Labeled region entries
....
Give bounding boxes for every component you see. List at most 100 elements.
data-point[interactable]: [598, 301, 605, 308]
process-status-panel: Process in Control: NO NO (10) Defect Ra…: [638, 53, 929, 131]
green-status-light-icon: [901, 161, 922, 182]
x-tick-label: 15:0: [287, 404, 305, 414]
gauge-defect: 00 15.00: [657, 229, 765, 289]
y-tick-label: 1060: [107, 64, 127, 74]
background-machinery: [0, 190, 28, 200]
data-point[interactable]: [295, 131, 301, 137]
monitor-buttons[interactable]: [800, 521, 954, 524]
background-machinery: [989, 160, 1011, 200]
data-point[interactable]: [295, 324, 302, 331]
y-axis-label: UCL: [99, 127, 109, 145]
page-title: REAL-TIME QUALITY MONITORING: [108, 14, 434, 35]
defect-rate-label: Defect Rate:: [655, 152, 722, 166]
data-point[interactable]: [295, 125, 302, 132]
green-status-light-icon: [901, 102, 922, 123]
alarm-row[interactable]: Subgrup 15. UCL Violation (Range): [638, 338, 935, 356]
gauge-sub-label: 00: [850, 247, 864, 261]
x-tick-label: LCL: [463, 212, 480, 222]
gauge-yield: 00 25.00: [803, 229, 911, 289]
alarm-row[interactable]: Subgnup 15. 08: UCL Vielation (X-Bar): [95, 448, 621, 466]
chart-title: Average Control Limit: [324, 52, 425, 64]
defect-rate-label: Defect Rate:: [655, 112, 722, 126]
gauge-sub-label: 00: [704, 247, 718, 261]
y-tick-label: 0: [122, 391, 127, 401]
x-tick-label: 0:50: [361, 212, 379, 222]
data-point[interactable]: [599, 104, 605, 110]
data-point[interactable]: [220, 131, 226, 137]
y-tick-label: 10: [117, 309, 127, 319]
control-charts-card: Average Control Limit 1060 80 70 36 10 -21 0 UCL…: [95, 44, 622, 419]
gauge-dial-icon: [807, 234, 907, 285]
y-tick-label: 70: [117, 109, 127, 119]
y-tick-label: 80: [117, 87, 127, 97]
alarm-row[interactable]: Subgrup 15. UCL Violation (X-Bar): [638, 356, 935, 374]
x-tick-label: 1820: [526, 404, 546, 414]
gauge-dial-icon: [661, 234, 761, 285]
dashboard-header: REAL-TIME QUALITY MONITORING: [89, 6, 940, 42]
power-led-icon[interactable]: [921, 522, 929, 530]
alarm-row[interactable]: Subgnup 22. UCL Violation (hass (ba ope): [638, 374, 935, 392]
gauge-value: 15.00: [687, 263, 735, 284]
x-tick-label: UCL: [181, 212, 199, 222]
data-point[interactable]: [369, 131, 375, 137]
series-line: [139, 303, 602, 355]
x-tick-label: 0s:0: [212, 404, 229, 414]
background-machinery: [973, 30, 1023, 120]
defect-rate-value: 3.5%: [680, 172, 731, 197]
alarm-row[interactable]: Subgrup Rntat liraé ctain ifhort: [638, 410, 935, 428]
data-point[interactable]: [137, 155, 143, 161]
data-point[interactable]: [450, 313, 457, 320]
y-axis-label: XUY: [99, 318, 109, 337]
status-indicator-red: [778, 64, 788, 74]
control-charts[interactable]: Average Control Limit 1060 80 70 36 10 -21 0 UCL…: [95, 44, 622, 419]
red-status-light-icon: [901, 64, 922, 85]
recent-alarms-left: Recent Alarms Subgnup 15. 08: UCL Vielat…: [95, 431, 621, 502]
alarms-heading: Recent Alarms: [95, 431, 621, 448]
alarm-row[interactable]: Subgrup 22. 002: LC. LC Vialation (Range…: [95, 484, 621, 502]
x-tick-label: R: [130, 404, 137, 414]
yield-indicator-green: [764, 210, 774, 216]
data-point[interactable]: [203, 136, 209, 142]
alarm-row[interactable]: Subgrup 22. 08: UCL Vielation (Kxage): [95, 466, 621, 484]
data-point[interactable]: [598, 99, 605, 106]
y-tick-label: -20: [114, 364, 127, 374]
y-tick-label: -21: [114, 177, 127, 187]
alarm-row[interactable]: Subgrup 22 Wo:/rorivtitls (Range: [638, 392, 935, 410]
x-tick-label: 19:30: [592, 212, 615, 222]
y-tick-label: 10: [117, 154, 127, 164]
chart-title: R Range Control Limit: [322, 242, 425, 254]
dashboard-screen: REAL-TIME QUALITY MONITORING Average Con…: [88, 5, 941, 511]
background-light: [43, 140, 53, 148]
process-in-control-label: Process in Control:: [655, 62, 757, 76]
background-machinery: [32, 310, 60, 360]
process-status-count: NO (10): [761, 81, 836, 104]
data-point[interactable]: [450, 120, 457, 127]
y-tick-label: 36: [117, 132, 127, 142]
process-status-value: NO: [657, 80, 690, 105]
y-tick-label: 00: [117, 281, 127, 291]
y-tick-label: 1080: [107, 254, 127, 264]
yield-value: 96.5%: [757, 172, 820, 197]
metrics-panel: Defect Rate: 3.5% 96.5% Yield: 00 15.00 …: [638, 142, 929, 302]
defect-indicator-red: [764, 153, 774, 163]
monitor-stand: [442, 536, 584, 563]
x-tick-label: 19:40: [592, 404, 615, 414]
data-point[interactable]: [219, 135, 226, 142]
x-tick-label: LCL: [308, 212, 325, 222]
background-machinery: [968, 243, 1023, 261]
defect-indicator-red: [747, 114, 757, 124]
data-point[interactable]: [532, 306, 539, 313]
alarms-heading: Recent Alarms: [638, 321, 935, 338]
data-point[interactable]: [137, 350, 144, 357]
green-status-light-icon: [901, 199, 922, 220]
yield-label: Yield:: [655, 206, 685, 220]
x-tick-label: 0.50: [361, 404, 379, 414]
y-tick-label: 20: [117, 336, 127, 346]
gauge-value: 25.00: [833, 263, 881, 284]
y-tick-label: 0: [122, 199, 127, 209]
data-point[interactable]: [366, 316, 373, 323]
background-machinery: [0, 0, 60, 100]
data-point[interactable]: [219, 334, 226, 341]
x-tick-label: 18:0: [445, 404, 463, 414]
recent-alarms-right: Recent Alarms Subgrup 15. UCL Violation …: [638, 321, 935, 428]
....
• [Task details] Pick out every line above that contains the word "Violation", and copy each of those lines unchanged.

• [Finished task]
alarm-row[interactable]: Subgrup 15. UCL Violation (Range): [638, 338, 935, 356]
alarm-row[interactable]: Subgrup 15. UCL Violation (X-Bar): [638, 356, 935, 374]
alarm-row[interactable]: Subgnup 22. UCL Violation (hass (ba ope): [638, 374, 935, 392]
recent-alarms-right: Recent Alarms Subgrup 15. UCL Violation …: [638, 321, 935, 428]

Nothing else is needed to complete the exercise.